** Ejercicio 1 **
Transcribe sin cambios las líneas de los registros, desde la primera hasta la que contiene "x-tick-label: 7 (644, 429, 650, 441)", ambas incluidas.

** Texto proporcionado **
###

Sin duda, en un día como hoy, algún rincón de este Periódico diría que Benavites encaraba el último fin de semana de sus fiestas patronales. Pero, este 2020 no va a ser así. La situación que vivimos desde el mes de marzo (aunque debería haber sido desde febrero), nos ha llevado a alterar nuestra vida de una forma que, hace unos meses, hubiésemos visto como exagerada en cualquier guion del cine.
Quedarnos sin fiestas es malo, porque somos fans incondicionales de nuestras costumbres, nuestras tradiciones y nuestro arraigo. Pero las fiestas, o lo que debería haberlo sido, pasarán y seguiremos con una vida muy alejada de la normalidad (por mucho que alguien haya querido darle ese nombre, intentando disimular no sé muy bien el qué).
El pasado domingo, en la celebración de la Misa en honor a Sant Pau (el único acto que se ha podido celebrar, hasta el momento, de los que había programados) me pareció que actuamos como auténticos hombres-bomba con escrúpulos. Nos da miedo acercarnos, tocarnos, o incluso hablar en las distancias cortas, como si todos nos hubiésemos convertido, repentinamente, en sospechosos conscientes de nuestra peligrosidad.

###

** Ejercicio 2 **
Según el artículo sobre las fiestas de Benavites, ¿cuál es el único acto programado que se ha podido celebrar hasta el momento?

** Material **

###

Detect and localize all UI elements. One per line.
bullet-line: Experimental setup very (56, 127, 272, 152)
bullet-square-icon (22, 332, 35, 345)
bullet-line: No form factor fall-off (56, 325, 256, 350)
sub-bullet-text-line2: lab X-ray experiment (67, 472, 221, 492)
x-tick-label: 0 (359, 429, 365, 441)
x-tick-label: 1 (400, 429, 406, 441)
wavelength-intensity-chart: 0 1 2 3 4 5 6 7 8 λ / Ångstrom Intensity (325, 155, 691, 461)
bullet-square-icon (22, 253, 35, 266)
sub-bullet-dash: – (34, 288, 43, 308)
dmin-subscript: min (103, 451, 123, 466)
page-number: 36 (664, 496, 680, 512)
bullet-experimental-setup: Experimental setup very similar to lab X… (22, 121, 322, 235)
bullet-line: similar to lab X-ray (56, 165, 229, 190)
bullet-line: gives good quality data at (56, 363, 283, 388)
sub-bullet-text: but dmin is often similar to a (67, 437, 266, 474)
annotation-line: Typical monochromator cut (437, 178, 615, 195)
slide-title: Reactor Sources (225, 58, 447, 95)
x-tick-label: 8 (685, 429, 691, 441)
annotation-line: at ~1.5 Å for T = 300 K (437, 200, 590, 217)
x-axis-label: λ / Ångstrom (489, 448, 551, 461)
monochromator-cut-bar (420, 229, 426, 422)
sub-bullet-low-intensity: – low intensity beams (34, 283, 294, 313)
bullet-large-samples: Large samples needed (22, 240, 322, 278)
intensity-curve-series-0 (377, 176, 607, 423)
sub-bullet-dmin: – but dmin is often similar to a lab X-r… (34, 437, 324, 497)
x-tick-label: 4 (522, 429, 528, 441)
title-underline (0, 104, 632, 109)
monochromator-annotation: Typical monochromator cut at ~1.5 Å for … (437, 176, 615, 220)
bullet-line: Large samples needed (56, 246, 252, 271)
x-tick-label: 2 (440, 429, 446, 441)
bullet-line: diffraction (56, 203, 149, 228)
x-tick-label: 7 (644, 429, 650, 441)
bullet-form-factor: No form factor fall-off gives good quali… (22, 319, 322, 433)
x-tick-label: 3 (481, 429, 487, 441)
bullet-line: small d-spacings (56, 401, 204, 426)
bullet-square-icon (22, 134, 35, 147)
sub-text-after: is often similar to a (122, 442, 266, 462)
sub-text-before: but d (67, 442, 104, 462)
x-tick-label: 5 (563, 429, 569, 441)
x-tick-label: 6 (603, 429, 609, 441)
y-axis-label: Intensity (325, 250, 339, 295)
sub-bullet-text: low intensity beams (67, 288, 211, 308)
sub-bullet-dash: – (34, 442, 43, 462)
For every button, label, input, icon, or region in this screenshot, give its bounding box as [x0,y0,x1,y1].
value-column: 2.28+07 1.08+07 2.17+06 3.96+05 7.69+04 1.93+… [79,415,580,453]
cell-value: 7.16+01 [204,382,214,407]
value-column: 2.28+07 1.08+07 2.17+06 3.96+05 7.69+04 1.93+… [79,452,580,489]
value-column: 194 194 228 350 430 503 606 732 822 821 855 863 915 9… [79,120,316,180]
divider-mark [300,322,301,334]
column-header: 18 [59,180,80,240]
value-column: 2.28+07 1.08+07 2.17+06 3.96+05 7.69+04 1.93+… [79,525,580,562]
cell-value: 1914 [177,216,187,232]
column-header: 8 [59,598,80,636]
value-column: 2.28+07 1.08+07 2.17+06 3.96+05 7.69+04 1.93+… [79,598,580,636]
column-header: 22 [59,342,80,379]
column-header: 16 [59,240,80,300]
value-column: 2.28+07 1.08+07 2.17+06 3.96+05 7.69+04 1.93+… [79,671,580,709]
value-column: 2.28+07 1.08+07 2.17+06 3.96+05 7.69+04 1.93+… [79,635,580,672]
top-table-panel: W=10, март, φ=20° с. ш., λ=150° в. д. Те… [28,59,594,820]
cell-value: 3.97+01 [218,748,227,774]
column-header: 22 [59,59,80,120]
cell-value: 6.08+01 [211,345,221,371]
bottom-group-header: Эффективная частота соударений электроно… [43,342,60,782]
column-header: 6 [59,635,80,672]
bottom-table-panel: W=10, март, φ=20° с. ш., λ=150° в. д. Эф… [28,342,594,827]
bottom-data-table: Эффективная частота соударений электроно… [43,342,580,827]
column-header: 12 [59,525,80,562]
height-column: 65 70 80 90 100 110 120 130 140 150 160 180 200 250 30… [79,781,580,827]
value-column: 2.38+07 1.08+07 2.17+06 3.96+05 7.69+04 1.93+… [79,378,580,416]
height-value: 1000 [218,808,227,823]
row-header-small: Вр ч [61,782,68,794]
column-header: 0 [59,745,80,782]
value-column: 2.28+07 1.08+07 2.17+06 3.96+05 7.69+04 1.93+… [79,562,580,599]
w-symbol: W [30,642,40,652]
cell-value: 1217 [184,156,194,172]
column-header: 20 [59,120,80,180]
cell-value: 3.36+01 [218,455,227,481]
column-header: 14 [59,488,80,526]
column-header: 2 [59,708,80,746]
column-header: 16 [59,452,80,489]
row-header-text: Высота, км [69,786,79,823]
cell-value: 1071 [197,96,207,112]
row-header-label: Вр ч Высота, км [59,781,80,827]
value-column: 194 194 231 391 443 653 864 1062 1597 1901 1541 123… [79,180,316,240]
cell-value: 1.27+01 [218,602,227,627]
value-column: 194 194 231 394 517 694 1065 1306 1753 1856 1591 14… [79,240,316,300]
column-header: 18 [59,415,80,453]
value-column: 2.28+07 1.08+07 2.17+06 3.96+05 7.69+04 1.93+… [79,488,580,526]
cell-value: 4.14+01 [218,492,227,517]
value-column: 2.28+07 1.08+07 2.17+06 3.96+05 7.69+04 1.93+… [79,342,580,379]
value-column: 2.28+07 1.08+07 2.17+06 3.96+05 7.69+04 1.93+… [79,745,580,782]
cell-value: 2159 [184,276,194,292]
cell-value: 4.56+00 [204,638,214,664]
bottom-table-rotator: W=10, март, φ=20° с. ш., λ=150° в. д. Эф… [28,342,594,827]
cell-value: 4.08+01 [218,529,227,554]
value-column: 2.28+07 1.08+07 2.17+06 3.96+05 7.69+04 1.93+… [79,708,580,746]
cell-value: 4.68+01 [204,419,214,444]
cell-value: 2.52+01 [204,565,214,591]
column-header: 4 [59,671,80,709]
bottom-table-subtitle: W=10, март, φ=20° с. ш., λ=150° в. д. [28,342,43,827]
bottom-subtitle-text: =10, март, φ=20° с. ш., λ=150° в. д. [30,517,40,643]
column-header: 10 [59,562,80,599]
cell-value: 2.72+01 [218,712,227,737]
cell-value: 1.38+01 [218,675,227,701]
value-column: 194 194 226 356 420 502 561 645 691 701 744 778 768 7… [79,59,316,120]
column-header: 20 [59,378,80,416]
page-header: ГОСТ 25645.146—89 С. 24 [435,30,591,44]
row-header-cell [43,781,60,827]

###

** Respuesta 1 **
Detect and localize all UI elements. One per line.
bullet-line: Experimental setup very (56, 127, 272, 152)
bullet-square-icon (22, 332, 35, 345)
bullet-line: No form factor fall-off (56, 325, 256, 350)
sub-bullet-text-line2: lab X-ray experiment (67, 472, 221, 492)
x-tick-label: 0 (359, 429, 365, 441)
x-tick-label: 1 (400, 429, 406, 441)
wavelength-intensity-chart: 0 1 2 3 4 5 6 7 8 λ / Ångstrom Intensity (325, 155, 691, 461)
bullet-square-icon (22, 253, 35, 266)
sub-bullet-dash: – (34, 288, 43, 308)
dmin-subscript: min (103, 451, 123, 466)
page-number: 36 (664, 496, 680, 512)
bullet-experimental-setup: Experimental setup very similar to lab X… (22, 121, 322, 235)
bullet-line: similar to lab X-ray (56, 165, 229, 190)
bullet-line: gives good quality data at (56, 363, 283, 388)
sub-bullet-text: but dmin is often similar to a (67, 437, 266, 474)
annotation-line: Typical monochromator cut (437, 178, 615, 195)
slide-title: Reactor Sources (225, 58, 447, 95)
x-tick-label: 8 (685, 429, 691, 441)
annotation-line: at ~1.5 Å for T = 300 K (437, 200, 590, 217)
x-axis-label: λ / Ångstrom (489, 448, 551, 461)
monochromator-cut-bar (420, 229, 426, 422)
sub-bullet-low-intensity: – low intensity beams (34, 283, 294, 313)
bullet-large-samples: Large samples needed (22, 240, 322, 278)
intensity-curve-series-0 (377, 176, 607, 423)
sub-bullet-dmin: – but dmin is often similar to a lab X-r… (34, 437, 324, 497)
x-tick-label: 4 (522, 429, 528, 441)
title-underline (0, 104, 632, 109)
monochromator-annotation: Typical monochromator cut at ~1.5 Å for … (437, 176, 615, 220)
bullet-line: Large samples needed (56, 246, 252, 271)
x-tick-label: 2 (440, 429, 446, 441)
bullet-line: diffraction (56, 203, 149, 228)
x-tick-label: 7 (644, 429, 650, 441)

** Respuesta 2 **
La Misa en honor a Sant Pau.